[Start of DATASET RECORDS]

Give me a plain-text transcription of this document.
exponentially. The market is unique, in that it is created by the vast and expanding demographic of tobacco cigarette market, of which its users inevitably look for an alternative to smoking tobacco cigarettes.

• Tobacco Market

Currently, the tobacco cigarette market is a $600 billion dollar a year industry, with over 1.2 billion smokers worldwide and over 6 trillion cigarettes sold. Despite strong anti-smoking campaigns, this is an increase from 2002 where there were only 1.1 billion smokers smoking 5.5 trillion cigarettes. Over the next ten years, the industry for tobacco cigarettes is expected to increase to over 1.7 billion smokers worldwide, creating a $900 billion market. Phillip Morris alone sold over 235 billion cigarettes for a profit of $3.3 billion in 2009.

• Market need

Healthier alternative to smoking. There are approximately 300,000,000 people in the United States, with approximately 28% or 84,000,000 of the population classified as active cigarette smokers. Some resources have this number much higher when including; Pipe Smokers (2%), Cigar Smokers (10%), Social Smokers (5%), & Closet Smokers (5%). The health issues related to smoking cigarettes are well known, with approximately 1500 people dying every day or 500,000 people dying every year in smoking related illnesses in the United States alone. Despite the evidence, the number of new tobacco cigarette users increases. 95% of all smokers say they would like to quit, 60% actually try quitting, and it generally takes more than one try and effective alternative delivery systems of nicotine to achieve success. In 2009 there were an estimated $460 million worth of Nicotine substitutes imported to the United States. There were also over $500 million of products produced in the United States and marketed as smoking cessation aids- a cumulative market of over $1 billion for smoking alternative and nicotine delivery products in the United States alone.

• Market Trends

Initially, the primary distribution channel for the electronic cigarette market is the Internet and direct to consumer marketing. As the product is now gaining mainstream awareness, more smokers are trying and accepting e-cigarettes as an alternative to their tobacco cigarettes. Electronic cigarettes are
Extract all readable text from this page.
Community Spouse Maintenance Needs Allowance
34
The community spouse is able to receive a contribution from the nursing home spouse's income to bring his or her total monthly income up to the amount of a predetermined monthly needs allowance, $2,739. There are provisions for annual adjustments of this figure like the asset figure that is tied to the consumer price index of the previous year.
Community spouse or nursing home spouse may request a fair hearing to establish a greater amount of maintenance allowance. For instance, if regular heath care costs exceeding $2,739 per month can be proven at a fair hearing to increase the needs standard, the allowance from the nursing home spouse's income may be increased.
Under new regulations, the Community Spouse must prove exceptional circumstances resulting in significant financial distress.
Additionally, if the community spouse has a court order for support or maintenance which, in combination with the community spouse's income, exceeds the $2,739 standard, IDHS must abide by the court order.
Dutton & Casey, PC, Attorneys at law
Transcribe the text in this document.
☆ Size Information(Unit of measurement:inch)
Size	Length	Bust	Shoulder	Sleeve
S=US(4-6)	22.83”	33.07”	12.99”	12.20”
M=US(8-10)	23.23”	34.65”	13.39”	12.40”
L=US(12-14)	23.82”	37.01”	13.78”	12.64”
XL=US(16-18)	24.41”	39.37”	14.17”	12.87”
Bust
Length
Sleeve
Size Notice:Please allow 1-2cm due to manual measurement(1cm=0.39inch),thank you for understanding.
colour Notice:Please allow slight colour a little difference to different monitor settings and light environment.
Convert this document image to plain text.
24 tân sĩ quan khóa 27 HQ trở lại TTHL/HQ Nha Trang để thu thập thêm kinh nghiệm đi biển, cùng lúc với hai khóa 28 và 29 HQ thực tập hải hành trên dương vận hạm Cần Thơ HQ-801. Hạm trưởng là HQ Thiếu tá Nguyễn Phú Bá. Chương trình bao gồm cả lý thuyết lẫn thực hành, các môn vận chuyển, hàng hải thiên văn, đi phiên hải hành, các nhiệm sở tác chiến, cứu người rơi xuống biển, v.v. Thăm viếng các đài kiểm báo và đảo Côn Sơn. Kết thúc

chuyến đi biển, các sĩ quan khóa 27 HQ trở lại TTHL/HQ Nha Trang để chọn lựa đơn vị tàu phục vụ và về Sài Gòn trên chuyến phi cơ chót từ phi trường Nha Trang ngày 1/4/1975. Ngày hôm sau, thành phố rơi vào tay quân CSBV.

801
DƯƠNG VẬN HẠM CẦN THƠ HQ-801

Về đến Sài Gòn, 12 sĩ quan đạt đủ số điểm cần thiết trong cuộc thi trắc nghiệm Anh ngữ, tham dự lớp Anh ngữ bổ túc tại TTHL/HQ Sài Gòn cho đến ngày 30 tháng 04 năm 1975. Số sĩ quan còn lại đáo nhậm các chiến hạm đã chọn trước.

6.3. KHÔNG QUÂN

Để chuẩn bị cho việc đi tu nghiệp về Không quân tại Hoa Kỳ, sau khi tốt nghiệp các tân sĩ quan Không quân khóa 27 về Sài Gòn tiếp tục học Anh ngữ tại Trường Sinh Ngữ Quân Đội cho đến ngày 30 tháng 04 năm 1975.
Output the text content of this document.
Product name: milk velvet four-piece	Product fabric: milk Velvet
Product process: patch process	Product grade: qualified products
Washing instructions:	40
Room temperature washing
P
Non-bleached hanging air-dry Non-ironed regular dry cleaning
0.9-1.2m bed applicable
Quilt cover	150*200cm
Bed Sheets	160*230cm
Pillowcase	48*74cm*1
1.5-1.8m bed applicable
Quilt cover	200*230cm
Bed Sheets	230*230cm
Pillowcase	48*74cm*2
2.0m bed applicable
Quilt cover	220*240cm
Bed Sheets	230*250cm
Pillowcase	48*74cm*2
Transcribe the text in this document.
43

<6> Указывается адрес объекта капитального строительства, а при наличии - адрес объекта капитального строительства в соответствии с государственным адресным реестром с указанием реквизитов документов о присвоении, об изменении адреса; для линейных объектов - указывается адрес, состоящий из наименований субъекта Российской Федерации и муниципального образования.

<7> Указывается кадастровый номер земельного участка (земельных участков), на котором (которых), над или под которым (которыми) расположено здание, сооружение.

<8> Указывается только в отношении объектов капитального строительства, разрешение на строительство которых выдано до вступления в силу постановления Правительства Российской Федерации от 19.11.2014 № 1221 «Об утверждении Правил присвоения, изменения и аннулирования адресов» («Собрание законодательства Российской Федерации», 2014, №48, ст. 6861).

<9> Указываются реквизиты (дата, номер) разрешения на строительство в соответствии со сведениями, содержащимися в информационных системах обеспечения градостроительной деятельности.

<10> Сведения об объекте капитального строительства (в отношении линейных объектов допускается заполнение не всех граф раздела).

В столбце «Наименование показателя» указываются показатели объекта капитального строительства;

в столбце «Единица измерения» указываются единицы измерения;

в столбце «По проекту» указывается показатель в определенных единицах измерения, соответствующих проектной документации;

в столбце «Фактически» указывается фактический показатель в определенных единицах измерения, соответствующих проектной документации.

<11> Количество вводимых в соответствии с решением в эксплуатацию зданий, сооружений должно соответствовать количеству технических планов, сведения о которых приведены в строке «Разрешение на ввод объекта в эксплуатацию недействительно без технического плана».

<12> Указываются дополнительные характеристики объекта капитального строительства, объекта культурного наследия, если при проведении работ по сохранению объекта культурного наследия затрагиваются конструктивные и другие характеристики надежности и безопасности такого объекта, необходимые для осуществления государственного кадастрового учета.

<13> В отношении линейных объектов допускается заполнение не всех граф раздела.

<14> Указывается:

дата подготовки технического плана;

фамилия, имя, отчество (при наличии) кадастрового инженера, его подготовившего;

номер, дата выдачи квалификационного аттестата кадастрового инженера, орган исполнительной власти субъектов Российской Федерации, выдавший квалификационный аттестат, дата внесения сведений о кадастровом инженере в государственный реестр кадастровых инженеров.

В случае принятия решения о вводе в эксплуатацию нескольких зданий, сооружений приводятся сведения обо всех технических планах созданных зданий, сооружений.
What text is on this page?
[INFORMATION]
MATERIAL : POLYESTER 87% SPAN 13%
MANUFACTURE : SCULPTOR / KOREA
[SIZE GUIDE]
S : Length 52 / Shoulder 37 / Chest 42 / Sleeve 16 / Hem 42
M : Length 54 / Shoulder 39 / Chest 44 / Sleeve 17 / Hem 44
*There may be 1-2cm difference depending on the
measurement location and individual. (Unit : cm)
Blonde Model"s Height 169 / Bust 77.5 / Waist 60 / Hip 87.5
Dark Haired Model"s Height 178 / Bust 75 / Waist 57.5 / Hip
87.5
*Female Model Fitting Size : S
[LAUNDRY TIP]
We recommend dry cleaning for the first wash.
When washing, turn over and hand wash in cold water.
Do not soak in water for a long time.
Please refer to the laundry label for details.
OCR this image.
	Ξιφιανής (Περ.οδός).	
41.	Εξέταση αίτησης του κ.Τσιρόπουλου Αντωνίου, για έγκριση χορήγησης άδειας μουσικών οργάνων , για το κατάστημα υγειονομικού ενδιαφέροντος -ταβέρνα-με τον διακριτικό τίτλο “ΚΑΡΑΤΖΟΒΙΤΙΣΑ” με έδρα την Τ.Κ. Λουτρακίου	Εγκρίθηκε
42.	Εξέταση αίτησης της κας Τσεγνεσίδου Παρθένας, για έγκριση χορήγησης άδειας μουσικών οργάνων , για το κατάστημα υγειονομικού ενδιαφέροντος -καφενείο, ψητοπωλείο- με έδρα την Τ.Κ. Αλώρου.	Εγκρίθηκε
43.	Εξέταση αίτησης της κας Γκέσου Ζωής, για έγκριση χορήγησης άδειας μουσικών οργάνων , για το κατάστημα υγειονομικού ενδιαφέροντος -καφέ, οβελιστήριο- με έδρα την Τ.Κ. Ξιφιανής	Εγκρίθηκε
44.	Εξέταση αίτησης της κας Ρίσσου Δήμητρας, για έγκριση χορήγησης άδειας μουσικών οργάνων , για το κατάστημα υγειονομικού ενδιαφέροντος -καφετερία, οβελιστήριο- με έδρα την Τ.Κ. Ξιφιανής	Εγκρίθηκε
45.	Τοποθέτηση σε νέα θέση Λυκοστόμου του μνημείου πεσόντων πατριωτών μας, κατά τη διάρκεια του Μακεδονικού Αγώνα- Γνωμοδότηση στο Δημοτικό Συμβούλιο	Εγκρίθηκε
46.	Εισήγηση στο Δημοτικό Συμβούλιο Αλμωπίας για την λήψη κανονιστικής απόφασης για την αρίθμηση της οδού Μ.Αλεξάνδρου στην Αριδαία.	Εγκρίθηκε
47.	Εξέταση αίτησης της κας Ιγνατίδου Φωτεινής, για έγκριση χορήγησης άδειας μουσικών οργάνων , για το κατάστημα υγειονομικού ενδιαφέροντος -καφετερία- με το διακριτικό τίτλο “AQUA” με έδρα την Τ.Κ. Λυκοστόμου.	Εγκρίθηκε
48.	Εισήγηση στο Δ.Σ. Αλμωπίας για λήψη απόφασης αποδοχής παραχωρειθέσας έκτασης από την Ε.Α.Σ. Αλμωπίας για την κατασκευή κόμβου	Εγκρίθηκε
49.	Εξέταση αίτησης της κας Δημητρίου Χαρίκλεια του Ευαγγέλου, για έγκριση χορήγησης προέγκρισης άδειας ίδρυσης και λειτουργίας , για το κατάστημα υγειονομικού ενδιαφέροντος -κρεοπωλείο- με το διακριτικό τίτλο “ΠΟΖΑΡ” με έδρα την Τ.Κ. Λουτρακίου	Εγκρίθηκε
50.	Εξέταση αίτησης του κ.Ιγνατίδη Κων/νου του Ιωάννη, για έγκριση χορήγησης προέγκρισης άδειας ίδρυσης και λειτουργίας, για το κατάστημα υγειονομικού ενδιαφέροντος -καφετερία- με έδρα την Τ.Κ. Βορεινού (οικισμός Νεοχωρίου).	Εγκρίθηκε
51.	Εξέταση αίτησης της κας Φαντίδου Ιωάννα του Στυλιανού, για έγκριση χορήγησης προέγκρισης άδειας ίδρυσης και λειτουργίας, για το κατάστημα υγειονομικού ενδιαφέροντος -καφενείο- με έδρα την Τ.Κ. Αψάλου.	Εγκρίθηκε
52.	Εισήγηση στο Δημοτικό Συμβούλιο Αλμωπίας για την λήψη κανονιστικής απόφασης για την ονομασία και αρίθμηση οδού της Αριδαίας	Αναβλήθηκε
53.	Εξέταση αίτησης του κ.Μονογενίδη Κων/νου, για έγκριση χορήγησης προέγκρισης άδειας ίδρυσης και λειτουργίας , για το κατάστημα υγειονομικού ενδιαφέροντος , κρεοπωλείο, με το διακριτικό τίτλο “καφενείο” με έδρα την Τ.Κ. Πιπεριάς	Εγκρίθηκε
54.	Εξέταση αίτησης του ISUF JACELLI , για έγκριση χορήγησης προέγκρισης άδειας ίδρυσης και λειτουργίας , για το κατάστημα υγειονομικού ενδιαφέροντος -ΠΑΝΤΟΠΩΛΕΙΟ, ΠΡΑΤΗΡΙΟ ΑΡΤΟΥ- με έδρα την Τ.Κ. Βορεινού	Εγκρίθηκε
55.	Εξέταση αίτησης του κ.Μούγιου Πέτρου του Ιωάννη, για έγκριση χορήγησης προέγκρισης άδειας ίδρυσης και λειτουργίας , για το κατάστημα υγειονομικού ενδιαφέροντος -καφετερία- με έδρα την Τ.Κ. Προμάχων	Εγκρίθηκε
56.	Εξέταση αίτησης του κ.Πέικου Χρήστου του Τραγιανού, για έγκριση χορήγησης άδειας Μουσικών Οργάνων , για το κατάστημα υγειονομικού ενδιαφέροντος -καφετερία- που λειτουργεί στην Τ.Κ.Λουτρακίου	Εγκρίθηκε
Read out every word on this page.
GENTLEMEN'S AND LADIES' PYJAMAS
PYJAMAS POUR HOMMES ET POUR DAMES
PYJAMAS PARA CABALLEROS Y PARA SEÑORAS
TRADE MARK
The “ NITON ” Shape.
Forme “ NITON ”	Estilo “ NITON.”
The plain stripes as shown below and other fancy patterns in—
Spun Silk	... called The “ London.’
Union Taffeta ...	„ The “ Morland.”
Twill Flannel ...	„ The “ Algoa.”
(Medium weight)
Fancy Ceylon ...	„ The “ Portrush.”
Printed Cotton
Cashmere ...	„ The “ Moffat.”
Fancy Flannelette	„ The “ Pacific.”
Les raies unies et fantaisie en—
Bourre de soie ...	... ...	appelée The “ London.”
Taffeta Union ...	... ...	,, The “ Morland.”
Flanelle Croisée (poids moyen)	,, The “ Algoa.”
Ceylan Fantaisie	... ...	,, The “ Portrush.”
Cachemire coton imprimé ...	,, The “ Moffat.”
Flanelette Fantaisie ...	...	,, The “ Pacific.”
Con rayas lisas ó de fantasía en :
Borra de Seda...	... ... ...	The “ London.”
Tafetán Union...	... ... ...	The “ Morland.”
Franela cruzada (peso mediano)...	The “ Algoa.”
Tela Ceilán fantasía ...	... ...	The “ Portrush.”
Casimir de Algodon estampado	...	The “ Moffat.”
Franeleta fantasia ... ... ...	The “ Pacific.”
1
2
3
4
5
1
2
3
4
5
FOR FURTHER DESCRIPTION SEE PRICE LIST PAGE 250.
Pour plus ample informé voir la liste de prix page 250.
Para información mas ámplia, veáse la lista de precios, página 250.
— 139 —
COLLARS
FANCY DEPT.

[End of DATASET RECORDS]

● **TASK STATEMENT**
Search the records above for the string "Sleeve". Copy every line that contains it.

● **THE REPLY**
Size	Length	Bust	Shoulder	Sleeve
Sleeve
S : Length 52 / Shoulder 37 / Chest 42 / Sleeve 16 / Hem 42
M : Length 54 / Shoulder 39 / Chest 44 / Sleeve 17 / Hem 44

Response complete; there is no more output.